» Work to complete
Exactly as written, retype the listing below, omitting the pictures.

──────────

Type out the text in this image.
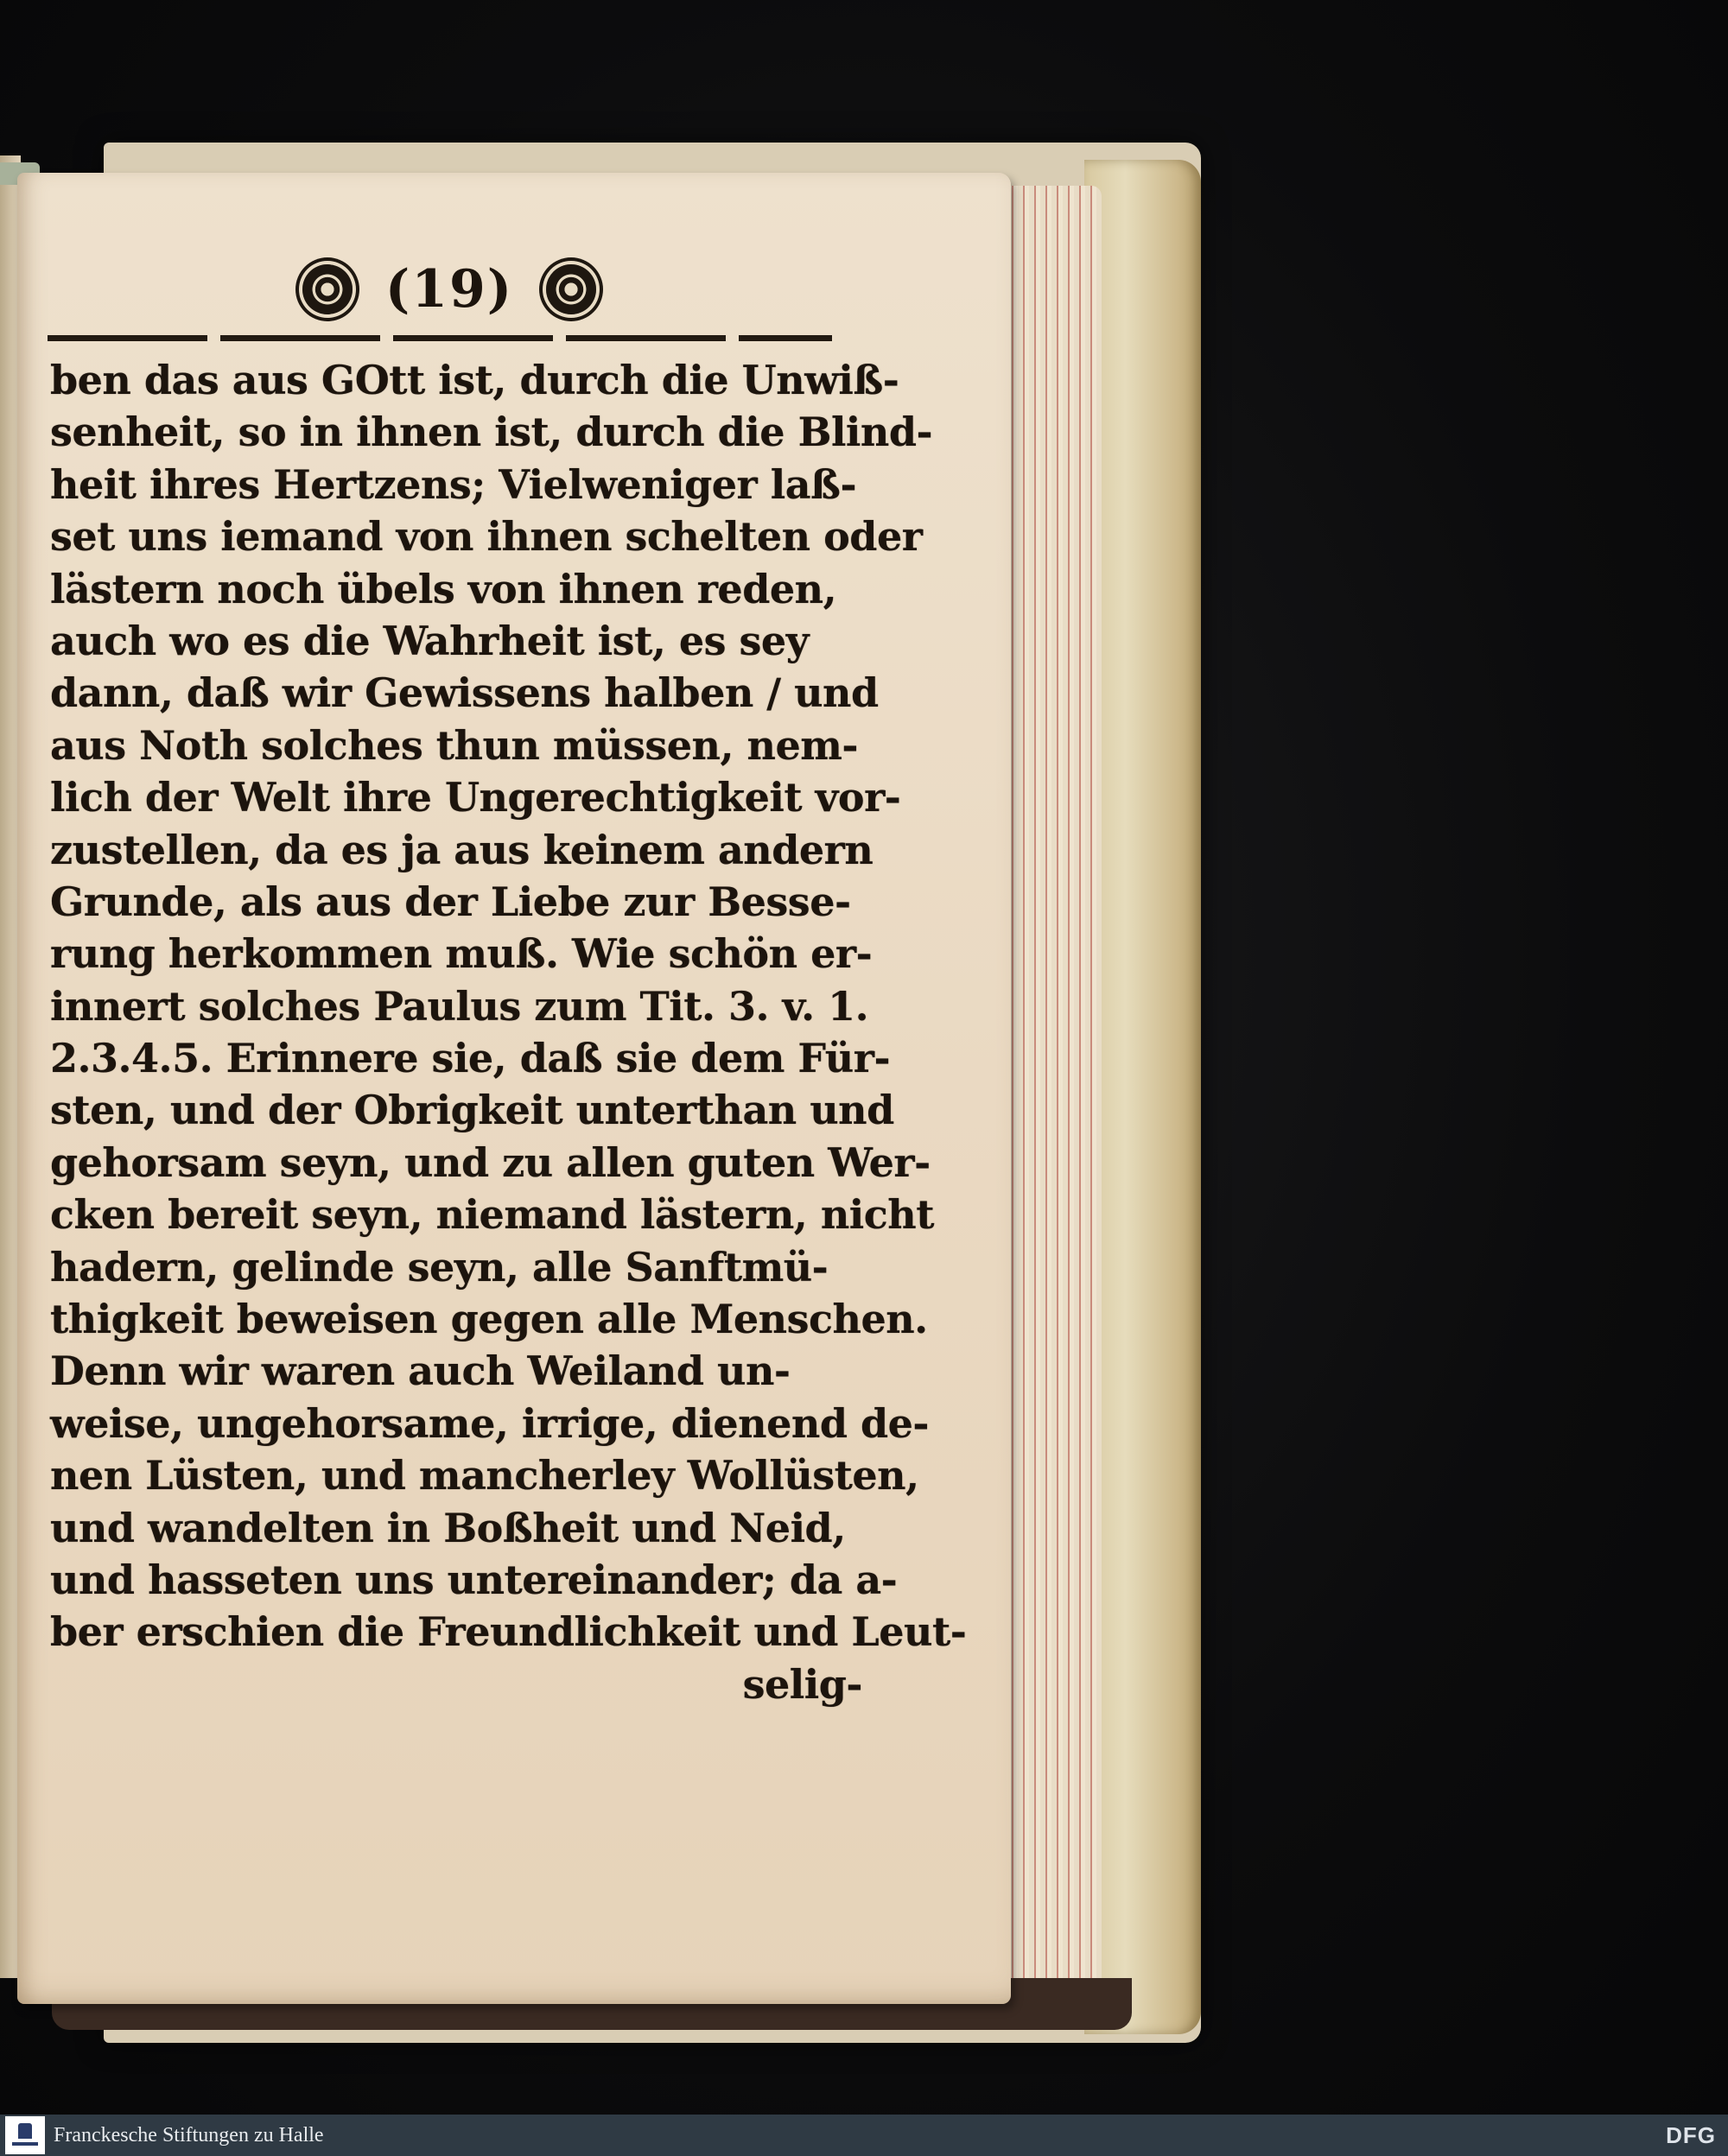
(19)
ben das aus GOtt ist, durch die Unwiß-
senheit, so in ihnen ist, durch die Blind-
heit ihres Hertzens; Vielweniger laß-
set uns iemand von ihnen schelten oder
lästern noch übels von ihnen reden,
auch wo es die Wahrheit ist, es sey
dann, daß wir Gewissens halben / und
aus Noth solches thun müssen, nem-
lich der Welt ihre Ungerechtigkeit vor-
zustellen, da es ja aus keinem andern
Grunde, als aus der Liebe zur Besse-
rung herkommen muß. Wie schön er-
innert solches Paulus zum Tit. 3. v. 1.
2.3.4.5. Erinnere sie, daß sie dem Für-
sten, und der Obrigkeit unterthan und
gehorsam seyn, und zu allen guten Wer-
cken bereit seyn, niemand lästern, nicht
hadern, gelinde seyn, alle Sanftmü-
thigkeit beweisen gegen alle Menschen.
Denn wir waren auch Weiland un-
weise, ungehorsame, irrige, dienend de-
nen Lüsten, und mancherley Wollüsten,
und wandelten in Boßheit und Neid,
und hasseten uns untereinander; da a-
ber erschien die Freundlichkeit und Leut-
selig-
Franckesche Stiftungen zu Halle	DFG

──────────

» Written reply
Type out the text in this image.
(19)
ben das aus GOtt ist, durch die Unwiß-
senheit, so in ihnen ist, durch die Blind-
heit ihres Hertzens; Vielweniger laß-
set uns iemand von ihnen schelten oder
lästern noch übels von ihnen reden,
auch wo es die Wahrheit ist, es sey
dann, daß wir Gewissens halben / und
aus Noth solches thun müssen, nem-
lich der Welt ihre Ungerechtigkeit vor-
zustellen, da es ja aus keinem andern
Grunde, als aus der Liebe zur Besse-
rung herkommen muß. Wie schön er-
innert solches Paulus zum Tit. 3. v. 1.
2.3.4.5. Erinnere sie, daß sie dem Für-
sten, und der Obrigkeit unterthan und
gehorsam seyn, und zu allen guten Wer-
cken bereit seyn, niemand lästern, nicht
hadern, gelinde seyn, alle Sanftmü-
thigkeit beweisen gegen alle Menschen.
Denn wir waren auch Weiland un-
weise, ungehorsame, irrige, dienend de-
nen Lüsten, und mancherley Wollüsten,
und wandelten in Boßheit und Neid,
und hasseten uns untereinander; da a-
ber erschien die Freundlichkeit und Leut-
selig-
Franckesche Stiftungen zu Halle	DFG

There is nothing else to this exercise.